Supplied entries

★ ★ ★ ★ ★ ★ ★

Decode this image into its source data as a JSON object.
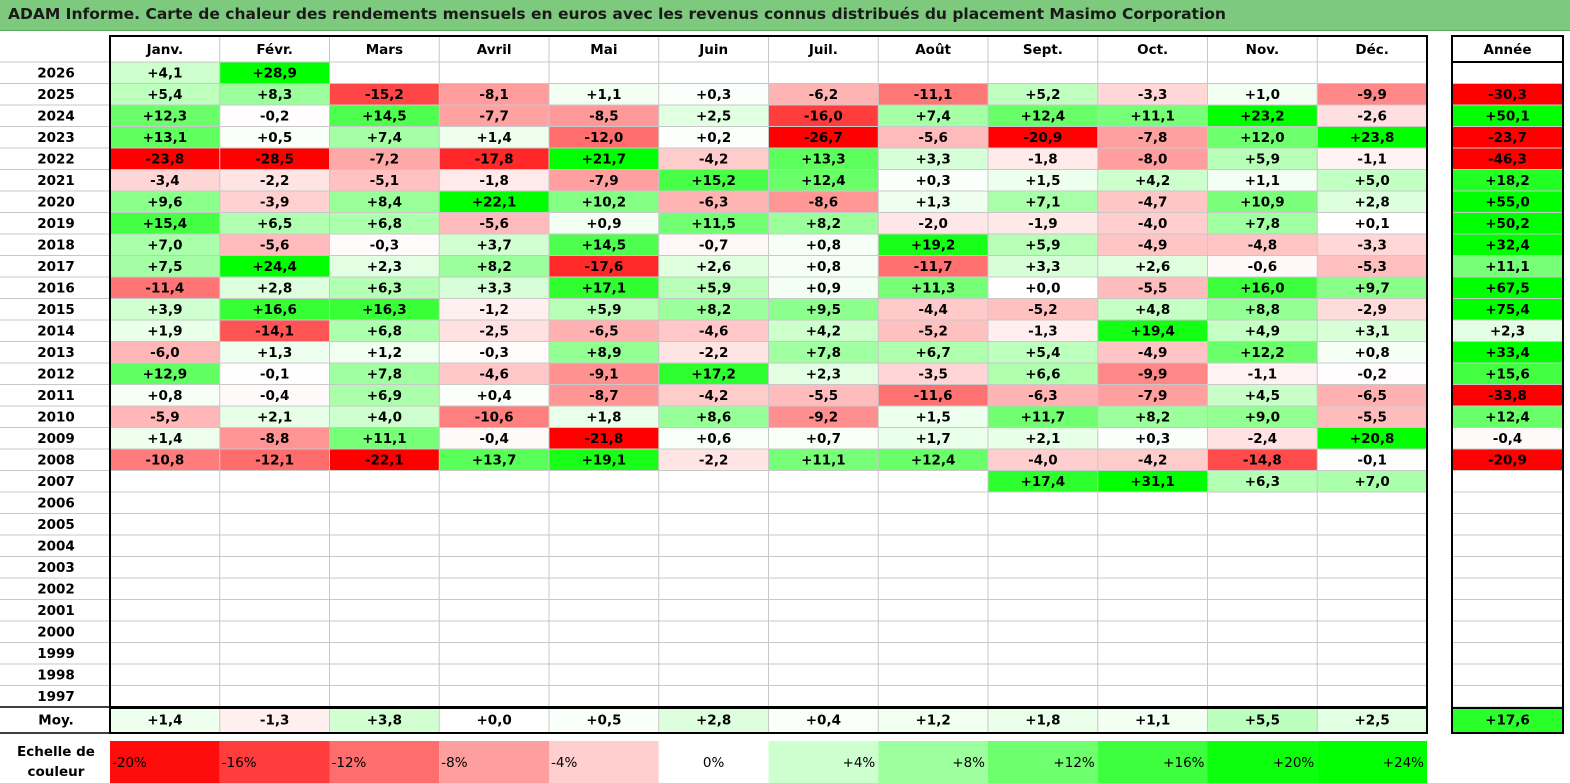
{
  "title": "ADAM Informe. Carte de chaleur des rendements mensuels en euros avec les revenus connus distribués du placement Masimo Corporation",
  "chart_data": {
    "type": "heatmap",
    "title": "ADAM Informe. Carte de chaleur des rendements mensuels en euros avec les revenus connus distribués du placement Masimo Corporation",
    "months": [
      "Janv.",
      "Févr.",
      "Mars",
      "Avril",
      "Mai",
      "Juin",
      "Juil.",
      "Août",
      "Sept.",
      "Oct.",
      "Nov.",
      "Déc."
    ],
    "year_header": "Année",
    "rows": [
      {
        "year": "2026",
        "values": [
          4.1,
          28.9,
          null,
          null,
          null,
          null,
          null,
          null,
          null,
          null,
          null,
          null
        ],
        "annual": null
      },
      {
        "year": "2025",
        "values": [
          5.4,
          8.3,
          -15.2,
          -8.1,
          1.1,
          0.3,
          -6.2,
          -11.1,
          5.2,
          -3.3,
          1.0,
          -9.9
        ],
        "annual": -30.3
      },
      {
        "year": "2024",
        "values": [
          12.3,
          -0.2,
          14.5,
          -7.7,
          -8.5,
          2.5,
          -16.0,
          7.4,
          12.4,
          11.1,
          23.2,
          -2.6
        ],
        "annual": 50.1
      },
      {
        "year": "2023",
        "values": [
          13.1,
          0.5,
          7.4,
          1.4,
          -12.0,
          0.2,
          -26.7,
          -5.6,
          -20.9,
          -7.8,
          12.0,
          23.8
        ],
        "annual": -23.7
      },
      {
        "year": "2022",
        "values": [
          -23.8,
          -28.5,
          -7.2,
          -17.8,
          21.7,
          -4.2,
          13.3,
          3.3,
          -1.8,
          -8.0,
          5.9,
          -1.1
        ],
        "annual": -46.3
      },
      {
        "year": "2021",
        "values": [
          -3.4,
          -2.2,
          -5.1,
          -1.8,
          -7.9,
          15.2,
          12.4,
          0.3,
          1.5,
          4.2,
          1.1,
          5.0
        ],
        "annual": 18.2
      },
      {
        "year": "2020",
        "values": [
          9.6,
          -3.9,
          8.4,
          22.1,
          10.2,
          -6.3,
          -8.6,
          1.3,
          7.1,
          -4.7,
          10.9,
          2.8
        ],
        "annual": 55.0
      },
      {
        "year": "2019",
        "values": [
          15.4,
          6.5,
          6.8,
          -5.6,
          0.9,
          11.5,
          8.2,
          -2.0,
          -1.9,
          -4.0,
          7.8,
          0.1
        ],
        "annual": 50.2
      },
      {
        "year": "2018",
        "values": [
          7.0,
          -5.6,
          -0.3,
          3.7,
          14.5,
          -0.7,
          0.8,
          19.2,
          5.9,
          -4.9,
          -4.8,
          -3.3
        ],
        "annual": 32.4
      },
      {
        "year": "2017",
        "values": [
          7.5,
          24.4,
          2.3,
          8.2,
          -17.6,
          2.6,
          0.8,
          -11.7,
          3.3,
          2.6,
          -0.6,
          -5.3
        ],
        "annual": 11.1
      },
      {
        "year": "2016",
        "values": [
          -11.4,
          2.8,
          6.3,
          3.3,
          17.1,
          5.9,
          0.9,
          11.3,
          0.0,
          -5.5,
          16.0,
          9.7
        ],
        "annual": 67.5
      },
      {
        "year": "2015",
        "values": [
          3.9,
          16.6,
          16.3,
          -1.2,
          5.9,
          8.2,
          9.5,
          -4.4,
          -5.2,
          4.8,
          8.8,
          -2.9
        ],
        "annual": 75.4
      },
      {
        "year": "2014",
        "values": [
          1.9,
          -14.1,
          6.8,
          -2.5,
          -6.5,
          -4.6,
          4.2,
          -5.2,
          -1.3,
          19.4,
          4.9,
          3.1
        ],
        "annual": 2.3
      },
      {
        "year": "2013",
        "values": [
          -6.0,
          1.3,
          1.2,
          -0.3,
          8.9,
          -2.2,
          7.8,
          6.7,
          5.4,
          -4.9,
          12.2,
          0.8
        ],
        "annual": 33.4
      },
      {
        "year": "2012",
        "values": [
          12.9,
          -0.1,
          7.8,
          -4.6,
          -9.1,
          17.2,
          2.3,
          -3.5,
          6.6,
          -9.9,
          -1.1,
          -0.2
        ],
        "annual": 15.6
      },
      {
        "year": "2011",
        "values": [
          0.8,
          -0.4,
          6.9,
          0.4,
          -8.7,
          -4.2,
          -5.5,
          -11.6,
          -6.3,
          -7.9,
          4.5,
          -6.5
        ],
        "annual": -33.8
      },
      {
        "year": "2010",
        "values": [
          -5.9,
          2.1,
          4.0,
          -10.6,
          1.8,
          8.6,
          -9.2,
          1.5,
          11.7,
          8.2,
          9.0,
          -5.5
        ],
        "annual": 12.4
      },
      {
        "year": "2009",
        "values": [
          1.4,
          -8.8,
          11.1,
          -0.4,
          -21.8,
          0.6,
          0.7,
          1.7,
          2.1,
          0.3,
          -2.4,
          20.8
        ],
        "annual": -0.4
      },
      {
        "year": "2008",
        "values": [
          -10.8,
          -12.1,
          -22.1,
          13.7,
          19.1,
          -2.2,
          11.1,
          12.4,
          -4.0,
          -4.2,
          -14.8,
          -0.1
        ],
        "annual": -20.9
      },
      {
        "year": "2007",
        "values": [
          null,
          null,
          null,
          null,
          null,
          null,
          null,
          null,
          17.4,
          31.1,
          6.3,
          7.0
        ],
        "annual": null
      },
      {
        "year": "2006",
        "values": [
          null,
          null,
          null,
          null,
          null,
          null,
          null,
          null,
          null,
          null,
          null,
          null
        ],
        "annual": null
      },
      {
        "year": "2005",
        "values": [
          null,
          null,
          null,
          null,
          null,
          null,
          null,
          null,
          null,
          null,
          null,
          null
        ],
        "annual": null
      },
      {
        "year": "2004",
        "values": [
          null,
          null,
          null,
          null,
          null,
          null,
          null,
          null,
          null,
          null,
          null,
          null
        ],
        "annual": null
      },
      {
        "year": "2003",
        "values": [
          null,
          null,
          null,
          null,
          null,
          null,
          null,
          null,
          null,
          null,
          null,
          null
        ],
        "annual": null
      },
      {
        "year": "2002",
        "values": [
          null,
          null,
          null,
          null,
          null,
          null,
          null,
          null,
          null,
          null,
          null,
          null
        ],
        "annual": null
      },
      {
        "year": "2001",
        "values": [
          null,
          null,
          null,
          null,
          null,
          null,
          null,
          null,
          null,
          null,
          null,
          null
        ],
        "annual": null
      },
      {
        "year": "2000",
        "values": [
          null,
          null,
          null,
          null,
          null,
          null,
          null,
          null,
          null,
          null,
          null,
          null
        ],
        "annual": null
      },
      {
        "year": "1999",
        "values": [
          null,
          null,
          null,
          null,
          null,
          null,
          null,
          null,
          null,
          null,
          null,
          null
        ],
        "annual": null
      },
      {
        "year": "1998",
        "values": [
          null,
          null,
          null,
          null,
          null,
          null,
          null,
          null,
          null,
          null,
          null,
          null
        ],
        "annual": null
      },
      {
        "year": "1997",
        "values": [
          null,
          null,
          null,
          null,
          null,
          null,
          null,
          null,
          null,
          null,
          null,
          null
        ],
        "annual": null
      }
    ],
    "average": {
      "label": "Moy.",
      "values": [
        1.4,
        -1.3,
        3.8,
        0.0,
        0.5,
        2.8,
        0.4,
        1.2,
        1.8,
        1.1,
        5.5,
        2.5
      ],
      "annual": 17.6
    },
    "scale": {
      "label_line1": "Echelle de",
      "label_line2": "couleur",
      "labels": [
        "-20%",
        "-16%",
        "-12%",
        "-8%",
        "-4%",
        "0%",
        "+4%",
        "+8%",
        "+12%",
        "+16%",
        "+20%",
        "+24%"
      ],
      "values": [
        -20,
        -16,
        -12,
        -8,
        -4,
        0,
        4,
        8,
        12,
        16,
        20,
        24
      ]
    },
    "colors": {
      "negative_max": "#ff0000",
      "neutral": "#ffffff",
      "positive_max": "#00ff00",
      "title_bar": "#7dc97d"
    }
  }
}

★ ★ ★ ★ ★ ★ ★

Which lines in the records above contain the string "euros"? Copy each one.

Response to this exercise
  "title": "ADAM Informe. Carte de chaleur des rendements mensuels en euros avec les revenus connus distribués du placement Masimo Corporation",
    "title": "ADAM Informe. Carte de chaleur des rendements mensuels en euros avec les revenus connus distribués du placement Masimo Corporation",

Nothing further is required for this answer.